The Quarrel of the Ancients and the Moderns
By 1671, Perrault was esteemed enough in Parisian society to be elected to the prestigious Académie française, an elite authority established to maintain correct usage of the French language. In this role, he became deeply involved in an academic debate that began as a difference of artistic opinion and quickly developed into a fierce, decades-long war of words between France’s most eminent thinkers.
The subject of the debate sounds almost trivial now, but in the late seventeenth century it challenged the very foundations of the Académie française. It centred on a long-held view among academics that no contemporary writer could ever match the talent and excellence of his Classical Greek and Roman predecessors. Perrault was one of a few members who thought differently, and in 1674, after his less enlightened colleagues mounted a denunciation of opera — then a relatively new form of music — he published Critique de l’Opéra, a spirited defence that made unfavourable comparisons with ancient works.
The Académie quickly split into two factions, the Anciens (among them Nicolas Boileau, Jean Racine and Jean de la Fontaine) and the Modernes (led by Perrault), who took to publishing and counter-publishing tracts against the other’s thinking. Perrault’s Le Siècle de Louis le Grand (The Century of Louis the Great), published in 1687, was one of the key cases for the prosecution, establishing the Modernes’ arguably immodest viewpoint that they were living and writing in times of artistic excellence.
The debate continued into the early years of the eighteenth century but Perrault and his supporters ultimately won the day, setting the scene for France to lead the world in literary and artistic experimentation.
Fabulous Beasts
Perrault was briefly married in the 1670s, to Marie Guichon, a woman many decades his junior, and they had four children before she succumbed to an early death. During this period he was influential in advising Louis XIV on his plans for expansion at the Palace of Versailles; perhaps it was becoming a family man that compelled him to talk the king into adding thirty-nine elaborate fountains along the pathways of the Versailles labyrinth, each of them depicting one of Aesop’s fables. In a playful twist, the figures were designed to ‘converse’ with one another by shooting out alternating jets of water. It was an early indication of Perrault’s love of old folk tales and memorable characters, although he would not write his first collection until his own children were adults.

**INSTRUCTIONS FOR THE TASK:** Pick up the Perrault text right after its last sentence and carry it on.

**RAW DATA:**
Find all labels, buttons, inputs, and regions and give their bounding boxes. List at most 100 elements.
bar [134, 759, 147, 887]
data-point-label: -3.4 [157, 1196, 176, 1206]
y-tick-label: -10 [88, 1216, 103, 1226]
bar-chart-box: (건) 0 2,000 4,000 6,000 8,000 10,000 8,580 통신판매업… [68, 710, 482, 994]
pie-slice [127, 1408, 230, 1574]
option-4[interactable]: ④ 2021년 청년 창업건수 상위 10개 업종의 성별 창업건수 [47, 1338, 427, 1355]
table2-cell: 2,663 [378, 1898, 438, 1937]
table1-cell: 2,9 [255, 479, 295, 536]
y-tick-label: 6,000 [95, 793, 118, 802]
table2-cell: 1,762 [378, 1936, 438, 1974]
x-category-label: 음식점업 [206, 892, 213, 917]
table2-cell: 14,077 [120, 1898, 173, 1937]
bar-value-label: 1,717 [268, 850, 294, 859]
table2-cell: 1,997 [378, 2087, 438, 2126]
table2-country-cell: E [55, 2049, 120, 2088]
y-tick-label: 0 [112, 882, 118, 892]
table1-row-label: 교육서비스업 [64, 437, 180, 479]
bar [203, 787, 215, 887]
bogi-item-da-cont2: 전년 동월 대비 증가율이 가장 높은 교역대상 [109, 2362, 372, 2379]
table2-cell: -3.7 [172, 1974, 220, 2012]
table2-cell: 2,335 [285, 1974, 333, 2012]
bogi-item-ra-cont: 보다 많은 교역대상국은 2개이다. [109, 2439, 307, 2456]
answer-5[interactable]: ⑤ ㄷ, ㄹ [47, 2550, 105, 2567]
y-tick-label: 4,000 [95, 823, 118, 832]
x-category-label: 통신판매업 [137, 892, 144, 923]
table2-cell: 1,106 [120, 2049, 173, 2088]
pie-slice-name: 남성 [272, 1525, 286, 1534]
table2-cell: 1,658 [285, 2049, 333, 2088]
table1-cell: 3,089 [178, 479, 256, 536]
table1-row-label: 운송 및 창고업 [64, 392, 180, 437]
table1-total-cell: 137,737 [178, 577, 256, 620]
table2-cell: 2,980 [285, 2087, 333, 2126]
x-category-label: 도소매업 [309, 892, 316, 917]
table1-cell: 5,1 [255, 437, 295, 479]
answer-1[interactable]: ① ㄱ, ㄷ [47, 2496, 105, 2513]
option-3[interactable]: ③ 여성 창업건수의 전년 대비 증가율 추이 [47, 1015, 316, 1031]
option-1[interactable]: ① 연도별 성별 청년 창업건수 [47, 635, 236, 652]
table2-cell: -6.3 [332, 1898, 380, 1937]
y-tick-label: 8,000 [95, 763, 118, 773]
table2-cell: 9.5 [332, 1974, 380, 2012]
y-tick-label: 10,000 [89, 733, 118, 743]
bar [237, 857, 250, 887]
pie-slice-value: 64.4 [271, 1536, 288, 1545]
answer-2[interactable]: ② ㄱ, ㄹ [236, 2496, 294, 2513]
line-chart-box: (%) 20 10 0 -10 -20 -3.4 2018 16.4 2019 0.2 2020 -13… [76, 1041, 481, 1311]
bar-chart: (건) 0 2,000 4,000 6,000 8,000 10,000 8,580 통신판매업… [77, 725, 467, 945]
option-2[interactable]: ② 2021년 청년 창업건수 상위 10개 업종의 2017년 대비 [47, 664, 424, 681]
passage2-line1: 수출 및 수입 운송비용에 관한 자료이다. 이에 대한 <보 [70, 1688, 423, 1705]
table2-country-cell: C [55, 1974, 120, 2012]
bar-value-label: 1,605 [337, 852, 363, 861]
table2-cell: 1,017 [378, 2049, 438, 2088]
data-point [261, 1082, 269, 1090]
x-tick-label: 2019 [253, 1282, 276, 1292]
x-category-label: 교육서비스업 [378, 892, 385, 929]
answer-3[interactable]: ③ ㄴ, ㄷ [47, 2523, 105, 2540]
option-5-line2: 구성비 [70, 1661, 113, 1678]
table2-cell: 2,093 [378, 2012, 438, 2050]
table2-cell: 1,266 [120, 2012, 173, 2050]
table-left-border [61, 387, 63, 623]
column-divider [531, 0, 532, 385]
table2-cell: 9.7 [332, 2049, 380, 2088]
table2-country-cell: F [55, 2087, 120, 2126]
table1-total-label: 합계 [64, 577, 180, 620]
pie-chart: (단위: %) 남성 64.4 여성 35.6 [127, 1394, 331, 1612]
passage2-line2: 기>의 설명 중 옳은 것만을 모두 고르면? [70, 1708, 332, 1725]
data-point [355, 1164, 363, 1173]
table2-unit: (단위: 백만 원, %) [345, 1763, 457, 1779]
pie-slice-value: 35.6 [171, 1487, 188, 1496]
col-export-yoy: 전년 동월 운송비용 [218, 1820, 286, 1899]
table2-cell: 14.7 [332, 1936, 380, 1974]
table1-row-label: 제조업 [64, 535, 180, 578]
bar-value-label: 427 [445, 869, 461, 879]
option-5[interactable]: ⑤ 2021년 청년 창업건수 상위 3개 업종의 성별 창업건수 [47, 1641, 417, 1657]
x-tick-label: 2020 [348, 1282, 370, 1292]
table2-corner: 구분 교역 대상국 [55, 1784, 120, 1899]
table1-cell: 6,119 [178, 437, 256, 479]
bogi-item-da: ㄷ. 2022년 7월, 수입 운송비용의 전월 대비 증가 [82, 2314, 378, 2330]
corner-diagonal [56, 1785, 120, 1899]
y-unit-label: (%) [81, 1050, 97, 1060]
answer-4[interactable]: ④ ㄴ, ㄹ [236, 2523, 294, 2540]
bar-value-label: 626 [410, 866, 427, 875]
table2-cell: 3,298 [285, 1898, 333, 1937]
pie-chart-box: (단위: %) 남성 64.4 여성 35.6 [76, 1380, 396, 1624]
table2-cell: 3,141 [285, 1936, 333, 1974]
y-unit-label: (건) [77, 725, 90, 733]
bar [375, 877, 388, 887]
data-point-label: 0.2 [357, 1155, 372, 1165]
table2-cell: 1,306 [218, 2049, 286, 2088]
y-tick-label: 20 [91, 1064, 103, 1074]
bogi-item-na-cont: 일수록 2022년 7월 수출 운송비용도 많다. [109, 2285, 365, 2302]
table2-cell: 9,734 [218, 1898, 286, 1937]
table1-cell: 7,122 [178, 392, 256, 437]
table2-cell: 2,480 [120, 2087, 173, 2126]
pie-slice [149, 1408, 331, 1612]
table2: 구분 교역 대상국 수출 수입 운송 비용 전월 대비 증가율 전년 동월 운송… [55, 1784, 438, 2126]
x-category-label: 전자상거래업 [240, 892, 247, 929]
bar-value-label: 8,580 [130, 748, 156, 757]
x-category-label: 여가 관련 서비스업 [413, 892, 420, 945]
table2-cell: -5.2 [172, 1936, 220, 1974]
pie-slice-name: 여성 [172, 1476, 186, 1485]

**OUTPUT:**
This last change in Perrault’s meandering career is once again attributable to the intervention of Jean-Baptiste Colbert, albeit in an indirect way. By the early 1680s Perrault seems to have fallen out of favour with his former patron, and he was gradually pushed aside to make way for Colbert’s son. Jobless, widowed, and with his children growing up fast, Perrault turned to writing. He was sixty-nine years old in 1697 when he published Histoires ou contes du temps passé or Les Contes de ma mère l’oye (Stories or Tales from Past Times or Tales of Mother Goose).
The tales were modernised, some of them significantly, from both well-known and more obscure European peasant tales as well as from ancient sources — a poke in the eye, it has been argued, to Perrault’s Ancien colleagues at the Académie française. The Ridiculous Wishes and Donkey-Skin were stories Perrault had been toying with for a number of years, although both are likely to have been based on folk tales and fables. A handful of the stories had previously appeared in print, notably the Cinderella and Sleeping Beauty of Giambattista Basile, published in Italy in the 1630s, but the additions and edits made by Perrault were substantial: he gave Cinderella her Fairy Godmother and glass slippers and spared Sleeping Beauty a sexual assault by the king she goes on to marry. He cut the ending in which Puss in Boots fakes his own death to see if he’ll get a golden coffin, and gave Little Red Riding Hood her red hood.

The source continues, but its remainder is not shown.